== Work instruction ==
Could you reproduce all of the entries below without a single change?
*** Opening Recorded information ***
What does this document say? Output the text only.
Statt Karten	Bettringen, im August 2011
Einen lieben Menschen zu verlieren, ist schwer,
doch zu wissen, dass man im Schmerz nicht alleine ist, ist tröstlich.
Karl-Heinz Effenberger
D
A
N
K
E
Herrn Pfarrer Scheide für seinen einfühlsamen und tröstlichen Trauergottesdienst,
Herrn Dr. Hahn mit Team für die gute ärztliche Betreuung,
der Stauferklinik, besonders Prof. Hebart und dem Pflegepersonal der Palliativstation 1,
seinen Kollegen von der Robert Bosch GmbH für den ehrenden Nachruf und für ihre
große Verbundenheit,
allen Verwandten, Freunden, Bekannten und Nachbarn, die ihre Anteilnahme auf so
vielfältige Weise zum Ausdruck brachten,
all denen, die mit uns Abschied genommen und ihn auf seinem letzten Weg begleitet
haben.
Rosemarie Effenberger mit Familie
*** Closing Recorded information ***
== Result of the exercise ==
What does this document say? Output the text only.
Statt Karten	Bettringen, im August 2011
Einen lieben Menschen zu verlieren, ist schwer,
doch zu wissen, dass man im Schmerz nicht alleine ist, ist tröstlich.
Karl-Heinz Effenberger
D
A
N
K
E
Herrn Pfarrer Scheide für seinen einfühlsamen und tröstlichen Trauergottesdienst,
Herrn Dr. Hahn mit Team für die gute ärztliche Betreuung,
der Stauferklinik, besonders Prof. Hebart und dem Pflegepersonal der Palliativstation 1,
seinen Kollegen von der Robert Bosch GmbH für den ehrenden Nachruf und für ihre
große Verbundenheit,
allen Verwandten, Freunden, Bekannten und Nachbarn, die ihre Anteilnahme auf so
vielfältige Weise zum Ausdruck brachten,
all denen, die mit uns Abschied genommen und ihn auf seinem letzten Weg begleitet
haben.
Rosemarie Effenberger mit Familie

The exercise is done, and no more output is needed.